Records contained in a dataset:
..........

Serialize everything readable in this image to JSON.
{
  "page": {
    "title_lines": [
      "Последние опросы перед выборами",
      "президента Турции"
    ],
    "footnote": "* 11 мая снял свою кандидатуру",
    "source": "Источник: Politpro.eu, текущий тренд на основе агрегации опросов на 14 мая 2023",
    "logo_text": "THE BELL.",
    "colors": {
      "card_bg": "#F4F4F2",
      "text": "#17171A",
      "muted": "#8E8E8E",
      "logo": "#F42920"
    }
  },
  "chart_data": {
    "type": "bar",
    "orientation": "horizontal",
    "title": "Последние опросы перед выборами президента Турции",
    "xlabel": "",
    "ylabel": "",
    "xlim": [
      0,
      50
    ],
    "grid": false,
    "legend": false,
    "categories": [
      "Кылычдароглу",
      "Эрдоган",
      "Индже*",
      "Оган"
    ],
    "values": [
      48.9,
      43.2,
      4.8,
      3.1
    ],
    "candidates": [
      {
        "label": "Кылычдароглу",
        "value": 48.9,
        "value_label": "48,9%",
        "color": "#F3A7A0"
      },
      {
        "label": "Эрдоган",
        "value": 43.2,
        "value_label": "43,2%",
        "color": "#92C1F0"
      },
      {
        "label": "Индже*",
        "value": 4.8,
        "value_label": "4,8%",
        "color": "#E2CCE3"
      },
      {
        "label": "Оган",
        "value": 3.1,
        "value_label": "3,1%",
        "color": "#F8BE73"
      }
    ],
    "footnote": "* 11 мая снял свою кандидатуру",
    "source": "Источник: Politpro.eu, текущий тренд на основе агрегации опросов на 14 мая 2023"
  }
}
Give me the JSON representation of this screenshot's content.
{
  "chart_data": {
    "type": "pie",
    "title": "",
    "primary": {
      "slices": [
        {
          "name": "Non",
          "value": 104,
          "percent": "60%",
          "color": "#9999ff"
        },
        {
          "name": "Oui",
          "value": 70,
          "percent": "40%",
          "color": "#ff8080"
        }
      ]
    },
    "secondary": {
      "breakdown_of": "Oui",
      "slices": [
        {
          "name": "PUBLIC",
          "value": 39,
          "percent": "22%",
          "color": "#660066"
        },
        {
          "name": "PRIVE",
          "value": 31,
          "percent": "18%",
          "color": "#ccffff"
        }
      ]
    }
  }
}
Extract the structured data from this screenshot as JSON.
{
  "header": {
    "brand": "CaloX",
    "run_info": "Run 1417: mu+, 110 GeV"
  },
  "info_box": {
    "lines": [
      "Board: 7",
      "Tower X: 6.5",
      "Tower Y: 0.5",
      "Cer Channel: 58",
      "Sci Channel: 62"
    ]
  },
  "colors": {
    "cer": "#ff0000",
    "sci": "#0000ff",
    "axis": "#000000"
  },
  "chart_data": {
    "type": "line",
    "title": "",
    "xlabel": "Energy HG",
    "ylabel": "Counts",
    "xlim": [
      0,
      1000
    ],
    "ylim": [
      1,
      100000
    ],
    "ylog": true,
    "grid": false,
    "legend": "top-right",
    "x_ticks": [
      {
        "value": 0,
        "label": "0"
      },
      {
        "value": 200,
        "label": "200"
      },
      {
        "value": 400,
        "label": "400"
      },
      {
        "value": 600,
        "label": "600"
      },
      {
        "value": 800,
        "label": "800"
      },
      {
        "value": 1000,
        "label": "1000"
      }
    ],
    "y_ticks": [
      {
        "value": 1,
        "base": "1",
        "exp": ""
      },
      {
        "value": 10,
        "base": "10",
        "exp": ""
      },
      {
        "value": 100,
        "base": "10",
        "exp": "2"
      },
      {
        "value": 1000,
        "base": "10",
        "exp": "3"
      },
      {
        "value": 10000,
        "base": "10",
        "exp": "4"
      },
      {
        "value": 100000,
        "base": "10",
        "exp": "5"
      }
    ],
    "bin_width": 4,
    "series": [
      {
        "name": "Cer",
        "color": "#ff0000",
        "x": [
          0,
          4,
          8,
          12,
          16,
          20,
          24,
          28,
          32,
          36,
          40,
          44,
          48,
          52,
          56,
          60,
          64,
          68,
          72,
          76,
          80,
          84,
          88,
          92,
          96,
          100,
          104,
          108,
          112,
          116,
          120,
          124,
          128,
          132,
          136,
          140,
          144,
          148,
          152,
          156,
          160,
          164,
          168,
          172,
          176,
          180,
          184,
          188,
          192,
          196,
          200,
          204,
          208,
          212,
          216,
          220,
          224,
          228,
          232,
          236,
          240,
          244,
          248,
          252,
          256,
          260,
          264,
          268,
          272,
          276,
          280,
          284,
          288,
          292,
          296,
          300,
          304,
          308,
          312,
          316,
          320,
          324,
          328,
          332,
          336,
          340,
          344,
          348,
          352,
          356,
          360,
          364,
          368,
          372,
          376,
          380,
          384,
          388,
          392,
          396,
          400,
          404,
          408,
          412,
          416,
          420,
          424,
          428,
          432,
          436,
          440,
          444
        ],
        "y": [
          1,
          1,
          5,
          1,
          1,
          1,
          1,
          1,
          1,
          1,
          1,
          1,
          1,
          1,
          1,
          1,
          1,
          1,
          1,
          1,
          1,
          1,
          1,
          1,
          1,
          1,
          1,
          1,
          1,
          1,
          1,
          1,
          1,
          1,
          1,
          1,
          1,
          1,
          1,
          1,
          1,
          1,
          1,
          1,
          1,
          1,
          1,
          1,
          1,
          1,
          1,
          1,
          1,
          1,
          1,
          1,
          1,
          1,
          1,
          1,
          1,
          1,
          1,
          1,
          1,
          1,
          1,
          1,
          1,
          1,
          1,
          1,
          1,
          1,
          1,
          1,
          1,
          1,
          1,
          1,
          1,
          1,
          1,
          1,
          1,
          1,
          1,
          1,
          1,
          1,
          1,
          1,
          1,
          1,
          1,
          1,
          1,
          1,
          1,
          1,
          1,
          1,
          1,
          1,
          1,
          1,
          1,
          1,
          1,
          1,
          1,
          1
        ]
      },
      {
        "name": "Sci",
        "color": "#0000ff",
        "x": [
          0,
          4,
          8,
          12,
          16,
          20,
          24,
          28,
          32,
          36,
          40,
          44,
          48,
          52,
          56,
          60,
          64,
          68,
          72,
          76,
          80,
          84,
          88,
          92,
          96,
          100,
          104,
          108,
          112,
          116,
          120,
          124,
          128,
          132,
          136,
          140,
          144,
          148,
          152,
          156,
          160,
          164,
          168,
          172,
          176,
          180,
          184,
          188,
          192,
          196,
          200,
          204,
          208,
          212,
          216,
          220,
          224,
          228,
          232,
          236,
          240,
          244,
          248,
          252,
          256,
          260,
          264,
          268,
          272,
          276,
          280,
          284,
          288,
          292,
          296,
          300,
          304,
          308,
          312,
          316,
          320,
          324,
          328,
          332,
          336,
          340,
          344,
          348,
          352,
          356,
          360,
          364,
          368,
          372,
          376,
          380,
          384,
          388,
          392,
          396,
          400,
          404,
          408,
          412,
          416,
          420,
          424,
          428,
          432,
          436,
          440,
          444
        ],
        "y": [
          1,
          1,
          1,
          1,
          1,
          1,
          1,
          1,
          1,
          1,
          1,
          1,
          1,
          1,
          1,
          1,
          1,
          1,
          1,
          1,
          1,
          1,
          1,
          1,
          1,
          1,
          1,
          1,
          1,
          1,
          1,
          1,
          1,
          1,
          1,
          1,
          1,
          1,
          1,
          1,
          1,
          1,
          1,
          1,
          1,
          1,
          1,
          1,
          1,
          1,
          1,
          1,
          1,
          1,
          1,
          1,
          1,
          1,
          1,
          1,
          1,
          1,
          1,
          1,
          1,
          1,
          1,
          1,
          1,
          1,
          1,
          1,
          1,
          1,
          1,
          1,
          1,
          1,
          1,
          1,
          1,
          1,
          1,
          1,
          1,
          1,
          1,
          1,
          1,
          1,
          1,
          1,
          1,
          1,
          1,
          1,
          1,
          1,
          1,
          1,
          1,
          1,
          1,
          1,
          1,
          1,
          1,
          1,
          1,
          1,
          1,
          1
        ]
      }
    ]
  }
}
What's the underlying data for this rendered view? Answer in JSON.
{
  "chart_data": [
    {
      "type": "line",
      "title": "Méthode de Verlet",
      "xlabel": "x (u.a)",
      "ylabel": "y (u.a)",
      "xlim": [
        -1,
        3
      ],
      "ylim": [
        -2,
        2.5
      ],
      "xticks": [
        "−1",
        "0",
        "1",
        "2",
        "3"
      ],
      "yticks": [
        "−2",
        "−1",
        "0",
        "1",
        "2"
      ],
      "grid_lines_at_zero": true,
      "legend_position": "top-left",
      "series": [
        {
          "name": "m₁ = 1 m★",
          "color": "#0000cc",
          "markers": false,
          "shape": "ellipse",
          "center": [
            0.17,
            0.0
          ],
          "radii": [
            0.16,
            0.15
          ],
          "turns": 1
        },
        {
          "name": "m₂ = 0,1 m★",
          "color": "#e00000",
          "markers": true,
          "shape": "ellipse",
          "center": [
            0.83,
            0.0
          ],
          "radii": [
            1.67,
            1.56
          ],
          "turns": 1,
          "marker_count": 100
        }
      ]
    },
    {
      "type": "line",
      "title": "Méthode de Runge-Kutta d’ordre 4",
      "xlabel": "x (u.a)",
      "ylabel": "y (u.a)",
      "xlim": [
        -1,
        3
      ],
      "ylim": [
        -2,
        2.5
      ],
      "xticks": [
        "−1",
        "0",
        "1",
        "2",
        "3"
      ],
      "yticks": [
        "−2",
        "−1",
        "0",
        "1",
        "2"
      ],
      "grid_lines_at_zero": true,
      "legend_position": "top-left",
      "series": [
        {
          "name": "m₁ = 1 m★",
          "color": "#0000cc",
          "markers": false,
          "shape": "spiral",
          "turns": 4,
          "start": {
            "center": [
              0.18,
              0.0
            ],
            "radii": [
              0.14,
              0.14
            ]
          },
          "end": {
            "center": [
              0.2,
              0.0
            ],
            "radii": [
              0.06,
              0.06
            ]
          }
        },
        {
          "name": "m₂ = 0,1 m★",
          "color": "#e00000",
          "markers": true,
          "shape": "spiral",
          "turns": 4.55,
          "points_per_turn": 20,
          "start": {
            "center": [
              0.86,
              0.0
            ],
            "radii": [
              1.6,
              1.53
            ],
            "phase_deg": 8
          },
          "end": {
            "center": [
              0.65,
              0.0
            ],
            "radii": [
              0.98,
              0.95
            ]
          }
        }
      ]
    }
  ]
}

..........

Which lines above hold the word "текущий"? Copy each of them.

- **Solved exercise**:
    "source": "Источник: Politpro.eu, текущий тренд на основе агрегации опросов на 14 мая 2023",
    "source": "Источник: Politpro.eu, текущий тренд на основе агрегации опросов на 14 мая 2023"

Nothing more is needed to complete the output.